Direction:
Repeat each line word for word.

──────── Material for this exercise

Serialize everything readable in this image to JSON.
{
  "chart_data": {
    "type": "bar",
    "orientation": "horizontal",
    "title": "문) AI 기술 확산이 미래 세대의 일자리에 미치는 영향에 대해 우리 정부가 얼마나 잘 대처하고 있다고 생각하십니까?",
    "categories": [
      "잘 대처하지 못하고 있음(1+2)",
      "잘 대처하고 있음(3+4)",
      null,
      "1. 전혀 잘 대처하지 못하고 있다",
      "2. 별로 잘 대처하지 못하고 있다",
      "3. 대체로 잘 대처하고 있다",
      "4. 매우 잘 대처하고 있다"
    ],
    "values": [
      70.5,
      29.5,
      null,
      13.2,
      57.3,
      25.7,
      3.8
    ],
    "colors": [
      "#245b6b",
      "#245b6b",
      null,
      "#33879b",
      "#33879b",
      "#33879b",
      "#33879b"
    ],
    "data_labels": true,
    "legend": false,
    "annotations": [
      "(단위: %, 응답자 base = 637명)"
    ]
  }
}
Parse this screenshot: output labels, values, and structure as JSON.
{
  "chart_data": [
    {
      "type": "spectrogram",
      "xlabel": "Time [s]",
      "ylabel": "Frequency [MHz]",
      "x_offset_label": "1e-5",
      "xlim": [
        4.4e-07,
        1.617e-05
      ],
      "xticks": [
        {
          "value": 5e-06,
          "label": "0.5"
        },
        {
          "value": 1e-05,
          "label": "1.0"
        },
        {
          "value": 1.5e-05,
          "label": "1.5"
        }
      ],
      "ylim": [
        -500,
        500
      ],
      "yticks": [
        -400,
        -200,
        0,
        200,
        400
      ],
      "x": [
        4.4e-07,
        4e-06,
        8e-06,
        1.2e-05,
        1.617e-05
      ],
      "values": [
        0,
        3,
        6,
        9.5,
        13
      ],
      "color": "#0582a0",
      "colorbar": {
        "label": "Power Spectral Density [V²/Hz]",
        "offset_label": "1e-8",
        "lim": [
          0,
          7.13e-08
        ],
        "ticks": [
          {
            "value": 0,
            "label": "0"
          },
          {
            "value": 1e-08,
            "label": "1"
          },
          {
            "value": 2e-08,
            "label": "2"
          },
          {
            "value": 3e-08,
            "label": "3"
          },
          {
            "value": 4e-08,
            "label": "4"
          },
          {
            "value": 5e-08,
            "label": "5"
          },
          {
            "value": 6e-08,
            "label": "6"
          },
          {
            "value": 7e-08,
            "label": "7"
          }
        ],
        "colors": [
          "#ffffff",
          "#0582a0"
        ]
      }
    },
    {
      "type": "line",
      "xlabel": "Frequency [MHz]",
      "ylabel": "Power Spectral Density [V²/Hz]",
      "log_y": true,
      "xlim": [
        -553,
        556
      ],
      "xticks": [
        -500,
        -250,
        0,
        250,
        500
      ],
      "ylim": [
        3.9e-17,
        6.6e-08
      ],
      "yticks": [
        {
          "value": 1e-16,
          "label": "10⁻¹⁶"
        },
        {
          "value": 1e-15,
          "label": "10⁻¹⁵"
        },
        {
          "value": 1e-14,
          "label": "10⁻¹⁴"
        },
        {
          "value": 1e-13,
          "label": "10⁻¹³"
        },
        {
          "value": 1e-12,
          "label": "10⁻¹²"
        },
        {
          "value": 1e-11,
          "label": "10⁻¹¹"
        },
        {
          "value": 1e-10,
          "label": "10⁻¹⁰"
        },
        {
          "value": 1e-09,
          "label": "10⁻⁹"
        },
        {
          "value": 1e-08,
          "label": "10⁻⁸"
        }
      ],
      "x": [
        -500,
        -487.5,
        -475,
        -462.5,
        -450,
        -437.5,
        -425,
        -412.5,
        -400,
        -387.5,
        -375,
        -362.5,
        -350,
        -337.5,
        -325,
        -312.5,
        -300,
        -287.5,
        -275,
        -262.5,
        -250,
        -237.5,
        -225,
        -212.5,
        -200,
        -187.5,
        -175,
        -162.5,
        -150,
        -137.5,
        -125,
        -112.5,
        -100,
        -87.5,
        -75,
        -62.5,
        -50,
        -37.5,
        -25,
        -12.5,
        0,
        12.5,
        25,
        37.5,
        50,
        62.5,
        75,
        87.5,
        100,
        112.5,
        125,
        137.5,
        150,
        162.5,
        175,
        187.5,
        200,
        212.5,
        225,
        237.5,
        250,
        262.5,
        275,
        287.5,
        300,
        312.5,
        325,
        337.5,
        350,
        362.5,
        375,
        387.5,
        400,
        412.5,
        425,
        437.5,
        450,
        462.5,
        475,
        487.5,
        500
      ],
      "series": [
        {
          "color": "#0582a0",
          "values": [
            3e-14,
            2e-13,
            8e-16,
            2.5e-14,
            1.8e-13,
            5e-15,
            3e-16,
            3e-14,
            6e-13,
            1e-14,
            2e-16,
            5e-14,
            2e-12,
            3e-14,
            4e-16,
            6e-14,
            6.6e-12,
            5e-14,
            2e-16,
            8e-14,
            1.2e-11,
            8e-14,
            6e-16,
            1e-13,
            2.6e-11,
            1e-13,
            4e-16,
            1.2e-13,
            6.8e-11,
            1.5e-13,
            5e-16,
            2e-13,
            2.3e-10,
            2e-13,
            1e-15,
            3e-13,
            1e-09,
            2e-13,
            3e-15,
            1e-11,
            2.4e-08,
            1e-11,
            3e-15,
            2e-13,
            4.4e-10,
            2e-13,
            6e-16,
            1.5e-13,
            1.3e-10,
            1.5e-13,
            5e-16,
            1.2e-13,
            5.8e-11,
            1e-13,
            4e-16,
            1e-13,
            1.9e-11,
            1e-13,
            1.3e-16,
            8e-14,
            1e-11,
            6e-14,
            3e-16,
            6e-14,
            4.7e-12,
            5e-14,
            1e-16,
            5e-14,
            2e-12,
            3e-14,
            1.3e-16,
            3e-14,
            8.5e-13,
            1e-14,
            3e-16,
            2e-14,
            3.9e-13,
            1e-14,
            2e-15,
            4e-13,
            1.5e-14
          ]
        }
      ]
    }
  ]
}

────────────────

Completed exercise:
Serialize everything readable in this image to JSON.
{
  "chart_data": {
    "type": "bar",
    "orientation": "horizontal",
    "title": "문) AI 기술 확산이 미래 세대의 일자리에 미치는 영향에 대해 우리 정부가 얼마나 잘 대처하고 있다고 생각하십니까?",
    "categories": [
      "잘 대처하지 못하고 있음(1+2)",
      "잘 대처하고 있음(3+4)",
      null,
      "1. 전혀 잘 대처하지 못하고 있다",
      "2. 별로 잘 대처하지 못하고 있다",
      "3. 대체로 잘 대처하고 있다",
      "4. 매우 잘 대처하고 있다"
    ],
    "values": [
      70.5,
      29.5,
      null,
      13.2,
      57.3,
      25.7,
      3.8
    ],
    "colors": [
      "#245b6b",
      "#245b6b",
      null,
      "#33879b",
      "#33879b",
      "#33879b",
      "#33879b"
    ],
    "data_labels": true,
    "legend": false,
    "annotations": [
      "(단위: %, 응답자 base = 637명)"
    ]
  }
}
Parse this screenshot: output labels, values, and structure as JSON.
{
  "chart_data": [
    {
      "type": "spectrogram",
      "xlabel": "Time [s]",
      "ylabel": "Frequency [MHz]",
      "x_offset_label": "1e-5",
      "xlim": [
        4.4e-07,
        1.617e-05
      ],
      "xticks": [
        {
          "value": 5e-06,
          "label": "0.5"
        },
        {
          "value": 1e-05,
          "label": "1.0"
        },
        {
          "value": 1.5e-05,
          "label": "1.5"
        }
      ],
      "ylim": [
        -500,
        500
      ],
      "yticks": [
        -400,
        -200,
        0,
        200,
        400
      ],
      "x": [
        4.4e-07,
        4e-06,
        8e-06,
        1.2e-05,
        1.617e-05
      ],
      "values": [
        0,
        3,
        6,
        9.5,
        13
      ],
      "color": "#0582a0",
      "colorbar": {
        "label": "Power Spectral Density [V²/Hz]",
        "offset_label": "1e-8",
        "lim": [
          0,
          7.13e-08
        ],
        "ticks": [
          {
            "value": 0,
            "label": "0"
          },
          {
            "value": 1e-08,
            "label": "1"
          },
          {
            "value": 2e-08,
            "label": "2"
          },
          {
            "value": 3e-08,
            "label": "3"
          },
          {
            "value": 4e-08,
            "label": "4"
          },
          {
            "value": 5e-08,
            "label": "5"
          },
          {
            "value": 6e-08,
            "label": "6"
          },
          {
            "value": 7e-08,
            "label": "7"
          }
        ],
        "colors": [
          "#ffffff",
          "#0582a0"
        ]
      }
    },
    {
      "type": "line",
      "xlabel": "Frequency [MHz]",
      "ylabel": "Power Spectral Density [V²/Hz]",
      "log_y": true,
      "xlim": [
        -553,
        556
      ],
      "xticks": [
        -500,
        -250,
        0,
        250,
        500
      ],
      "ylim": [
        3.9e-17,
        6.6e-08
      ],
      "yticks": [
        {
          "value": 1e-16,
          "label": "10⁻¹⁶"
        },
        {
          "value": 1e-15,
          "label": "10⁻¹⁵"
        },
        {
          "value": 1e-14,
          "label": "10⁻¹⁴"
        },
        {
          "value": 1e-13,
          "label": "10⁻¹³"
        },
        {
          "value": 1e-12,
          "label": "10⁻¹²"
        },
        {
          "value": 1e-11,
          "label": "10⁻¹¹"
        },
        {
          "value": 1e-10,
          "label": "10⁻¹⁰"
        },
        {
          "value": 1e-09,
          "label": "10⁻⁹"
        },
        {
          "value": 1e-08,
          "label": "10⁻⁸"
        }
      ],
      "x": [
        -500,
        -487.5,
        -475,
        -462.5,
        -450,
        -437.5,
        -425,
        -412.5,
        -400,
        -387.5,
        -375,
        -362.5,
        -350,
        -337.5,
        -325,
        -312.5,
        -300,
        -287.5,
        -275,
        -262.5,
        -250,
        -237.5,
        -225,
        -212.5,
        -200,
        -187.5,
        -175,
        -162.5,
        -150,
        -137.5,
        -125,
        -112.5,
        -100,
        -87.5,
        -75,
        -62.5,
        -50,
        -37.5,
        -25,
        -12.5,
        0,
        12.5,
        25,
        37.5,
        50,
        62.5,
        75,
        87.5,
        100,
        112.5,
        125,
        137.5,
        150,
        162.5,
        175,
        187.5,
        200,
        212.5,
        225,
        237.5,
        250,
        262.5,
        275,
        287.5,
        300,
        312.5,
        325,
        337.5,
        350,
        362.5,
        375,
        387.5,
        400,
        412.5,
        425,
        437.5,
        450,
        462.5,
        475,
        487.5,
        500
      ],
      "series": [
        {
          "color": "#0582a0",
          "values": [
            3e-14,
            2e-13,
            8e-16,
            2.5e-14,
            1.8e-13,
            5e-15,
            3e-16,
            3e-14,
            6e-13,
            1e-14,
            2e-16,
            5e-14,
            2e-12,
            3e-14,
            4e-16,
            6e-14,
            6.6e-12,
            5e-14,
            2e-16,
            8e-14,
            1.2e-11,
            8e-14,
            6e-16,
            1e-13,
            2.6e-11,
            1e-13,
            4e-16,
            1.2e-13,
            6.8e-11,
            1.5e-13,
            5e-16,
            2e-13,
            2.3e-10,
            2e-13,
            1e-15,
            3e-13,
            1e-09,
            2e-13,
            3e-15,
            1e-11,
            2.4e-08,
            1e-11,
            3e-15,
            2e-13,
            4.4e-10,
            2e-13,
            6e-16,
            1.5e-13,
            1.3e-10,
            1.5e-13,
            5e-16,
            1.2e-13,
            5.8e-11,
            1e-13,
            4e-16,
            1e-13,
            1.9e-11,
            1e-13,
            1.3e-16,
            8e-14,
            1e-11,
            6e-14,
            3e-16,
            6e-14,
            4.7e-12,
            5e-14,
            1e-16,
            5e-14,
            2e-12,
            3e-14,
            1.3e-16,
            3e-14,
            8.5e-13,
            1e-14,
            3e-16,
            2e-14,
            3.9e-13,
            1e-14,
            2e-15,
            4e-13,
            1.5e-14
          ]
        }
      ]
    }
  ]
}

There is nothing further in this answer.